→ Record list:
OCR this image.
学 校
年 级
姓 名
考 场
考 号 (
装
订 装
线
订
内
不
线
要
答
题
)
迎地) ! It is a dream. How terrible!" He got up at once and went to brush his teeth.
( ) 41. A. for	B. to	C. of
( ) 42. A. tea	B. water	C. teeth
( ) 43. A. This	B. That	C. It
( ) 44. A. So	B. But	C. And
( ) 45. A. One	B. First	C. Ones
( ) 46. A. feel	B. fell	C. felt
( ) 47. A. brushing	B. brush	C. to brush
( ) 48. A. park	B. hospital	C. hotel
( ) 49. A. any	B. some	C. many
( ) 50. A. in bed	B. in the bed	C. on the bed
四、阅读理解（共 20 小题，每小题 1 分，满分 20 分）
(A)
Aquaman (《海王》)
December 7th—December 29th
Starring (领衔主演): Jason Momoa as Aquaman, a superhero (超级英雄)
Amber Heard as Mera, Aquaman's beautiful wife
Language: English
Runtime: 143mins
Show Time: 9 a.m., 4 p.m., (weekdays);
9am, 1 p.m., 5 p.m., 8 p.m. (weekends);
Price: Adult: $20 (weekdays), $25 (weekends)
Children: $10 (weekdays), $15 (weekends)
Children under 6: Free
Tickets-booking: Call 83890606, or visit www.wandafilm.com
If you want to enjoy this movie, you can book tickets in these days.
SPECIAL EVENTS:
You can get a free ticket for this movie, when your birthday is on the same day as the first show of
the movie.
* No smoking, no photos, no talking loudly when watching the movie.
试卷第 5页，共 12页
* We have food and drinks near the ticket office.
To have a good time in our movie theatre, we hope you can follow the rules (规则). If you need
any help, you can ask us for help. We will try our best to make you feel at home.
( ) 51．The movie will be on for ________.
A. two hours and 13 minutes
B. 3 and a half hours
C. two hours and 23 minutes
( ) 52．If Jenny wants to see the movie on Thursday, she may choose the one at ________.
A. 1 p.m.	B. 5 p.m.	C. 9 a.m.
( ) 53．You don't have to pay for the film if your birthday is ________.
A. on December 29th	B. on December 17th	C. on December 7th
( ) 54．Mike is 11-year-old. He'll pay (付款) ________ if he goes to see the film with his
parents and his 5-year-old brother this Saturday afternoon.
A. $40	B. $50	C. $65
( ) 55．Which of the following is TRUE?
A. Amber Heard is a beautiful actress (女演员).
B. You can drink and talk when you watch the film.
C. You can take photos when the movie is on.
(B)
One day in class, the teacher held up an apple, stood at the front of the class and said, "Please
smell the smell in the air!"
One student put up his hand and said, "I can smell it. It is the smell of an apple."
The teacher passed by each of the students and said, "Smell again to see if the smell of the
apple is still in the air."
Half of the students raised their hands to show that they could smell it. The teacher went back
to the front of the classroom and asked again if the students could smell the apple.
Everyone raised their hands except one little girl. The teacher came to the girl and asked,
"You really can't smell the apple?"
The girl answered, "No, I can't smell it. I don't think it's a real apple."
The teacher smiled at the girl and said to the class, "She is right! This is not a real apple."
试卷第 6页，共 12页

→ Written exercise: Above are some records; extract every one of them exactly.

→ Worked solution:
OCR this image.
学 校
年 级
姓 名
考 场
考 号 (
装
订 装
线
订
内
不
线
要
答
题
)
迎地) ! It is a dream. How terrible!" He got up at once and went to brush his teeth.
( ) 41. A. for	B. to	C. of
( ) 42. A. tea	B. water	C. teeth
( ) 43. A. This	B. That	C. It
( ) 44. A. So	B. But	C. And
( ) 45. A. One	B. First	C. Ones
( ) 46. A. feel	B. fell	C. felt
( ) 47. A. brushing	B. brush	C. to brush
( ) 48. A. park	B. hospital	C. hotel
( ) 49. A. any	B. some	C. many
( ) 50. A. in bed	B. in the bed	C. on the bed
四、阅读理解（共 20 小题，每小题 1 分，满分 20 分）
(A)
Aquaman (《海王》)
December 7th—December 29th
Starring (领衔主演): Jason Momoa as Aquaman, a superhero (超级英雄)
Amber Heard as Mera, Aquaman's beautiful wife
Language: English
Runtime: 143mins
Show Time: 9 a.m., 4 p.m., (weekdays);
9am, 1 p.m., 5 p.m., 8 p.m. (weekends);
Price: Adult: $20 (weekdays), $25 (weekends)
Children: $10 (weekdays), $15 (weekends)
Children under 6: Free
Tickets-booking: Call 83890606, or visit www.wandafilm.com
If you want to enjoy this movie, you can book tickets in these days.
SPECIAL EVENTS:
You can get a free ticket for this movie, when your birthday is on the same day as the first show of
the movie.
* No smoking, no photos, no talking loudly when watching the movie.
试卷第 5页，共 12页
* We have food and drinks near the ticket office.
To have a good time in our movie theatre, we hope you can follow the rules (规则). If you need
any help, you can ask us for help. We will try our best to make you feel at home.
( ) 51．The movie will be on for ________.
A. two hours and 13 minutes
B. 3 and a half hours
C. two hours and 23 minutes
( ) 52．If Jenny wants to see the movie on Thursday, she may choose the one at ________.
A. 1 p.m.	B. 5 p.m.	C. 9 a.m.
( ) 53．You don't have to pay for the film if your birthday is ________.
A. on December 29th	B. on December 17th	C. on December 7th
( ) 54．Mike is 11-year-old. He'll pay (付款) ________ if he goes to see the film with his
parents and his 5-year-old brother this Saturday afternoon.
A. $40	B. $50	C. $65
( ) 55．Which of the following is TRUE?
A. Amber Heard is a beautiful actress (女演员).
B. You can drink and talk when you watch the film.
C. You can take photos when the movie is on.
(B)
One day in class, the teacher held up an apple, stood at the front of the class and said, "Please
smell the smell in the air!"
One student put up his hand and said, "I can smell it. It is the smell of an apple."
The teacher passed by each of the students and said, "Smell again to see if the smell of the
apple is still in the air."
Half of the students raised their hands to show that they could smell it. The teacher went back
to the front of the classroom and asked again if the students could smell the apple.
Everyone raised their hands except one little girl. The teacher came to the girl and asked,
"You really can't smell the apple?"
The girl answered, "No, I can't smell it. I don't think it's a real apple."
The teacher smiled at the girl and said to the class, "She is right! This is not a real apple."
试卷第 6页，共 12页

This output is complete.